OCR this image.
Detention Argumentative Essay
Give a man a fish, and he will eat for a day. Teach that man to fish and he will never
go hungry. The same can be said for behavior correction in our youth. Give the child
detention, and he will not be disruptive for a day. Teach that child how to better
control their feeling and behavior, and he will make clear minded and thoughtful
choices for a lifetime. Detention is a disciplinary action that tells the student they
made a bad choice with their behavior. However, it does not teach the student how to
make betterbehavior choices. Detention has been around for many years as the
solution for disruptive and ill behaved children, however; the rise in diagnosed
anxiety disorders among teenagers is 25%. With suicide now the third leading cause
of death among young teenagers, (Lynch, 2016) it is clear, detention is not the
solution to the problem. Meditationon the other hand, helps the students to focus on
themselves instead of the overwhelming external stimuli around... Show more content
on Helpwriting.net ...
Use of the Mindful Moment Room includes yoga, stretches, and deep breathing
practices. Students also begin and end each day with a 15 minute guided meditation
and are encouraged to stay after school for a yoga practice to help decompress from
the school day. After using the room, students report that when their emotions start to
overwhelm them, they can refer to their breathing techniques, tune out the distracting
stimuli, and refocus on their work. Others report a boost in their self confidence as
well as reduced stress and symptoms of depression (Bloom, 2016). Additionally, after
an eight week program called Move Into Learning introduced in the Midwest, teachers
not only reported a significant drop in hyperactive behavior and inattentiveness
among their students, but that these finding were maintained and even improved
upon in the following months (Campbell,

# # # #

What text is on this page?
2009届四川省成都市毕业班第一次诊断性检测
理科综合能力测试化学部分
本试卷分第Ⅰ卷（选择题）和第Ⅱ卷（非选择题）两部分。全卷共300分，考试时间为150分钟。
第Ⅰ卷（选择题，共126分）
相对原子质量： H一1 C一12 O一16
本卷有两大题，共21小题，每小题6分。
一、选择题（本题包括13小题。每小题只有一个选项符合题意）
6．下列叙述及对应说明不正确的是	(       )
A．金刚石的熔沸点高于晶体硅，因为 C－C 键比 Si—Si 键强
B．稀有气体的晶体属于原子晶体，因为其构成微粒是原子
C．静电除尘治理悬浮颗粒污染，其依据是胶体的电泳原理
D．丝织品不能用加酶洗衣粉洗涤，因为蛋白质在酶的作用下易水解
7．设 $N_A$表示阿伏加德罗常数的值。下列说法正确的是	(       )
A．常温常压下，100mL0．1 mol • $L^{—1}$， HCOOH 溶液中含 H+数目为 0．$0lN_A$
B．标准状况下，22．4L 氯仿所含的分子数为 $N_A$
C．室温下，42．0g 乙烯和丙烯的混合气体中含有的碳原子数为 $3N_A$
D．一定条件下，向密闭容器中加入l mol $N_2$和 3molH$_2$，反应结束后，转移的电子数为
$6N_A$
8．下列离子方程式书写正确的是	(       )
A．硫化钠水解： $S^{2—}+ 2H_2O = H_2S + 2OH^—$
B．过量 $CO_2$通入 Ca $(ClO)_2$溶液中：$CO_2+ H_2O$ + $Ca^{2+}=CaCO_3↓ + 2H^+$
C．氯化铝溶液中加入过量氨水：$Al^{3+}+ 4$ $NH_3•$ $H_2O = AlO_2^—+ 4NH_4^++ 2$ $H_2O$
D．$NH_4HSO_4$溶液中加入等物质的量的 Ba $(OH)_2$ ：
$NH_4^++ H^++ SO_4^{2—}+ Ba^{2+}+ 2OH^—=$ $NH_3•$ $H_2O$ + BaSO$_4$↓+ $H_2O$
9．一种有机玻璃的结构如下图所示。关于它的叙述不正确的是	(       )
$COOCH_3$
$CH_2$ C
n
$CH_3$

# # # #

Short task = Only the number is wanted: how many lines in the preceding entries hold the string "they"?

Solution to this problem = 2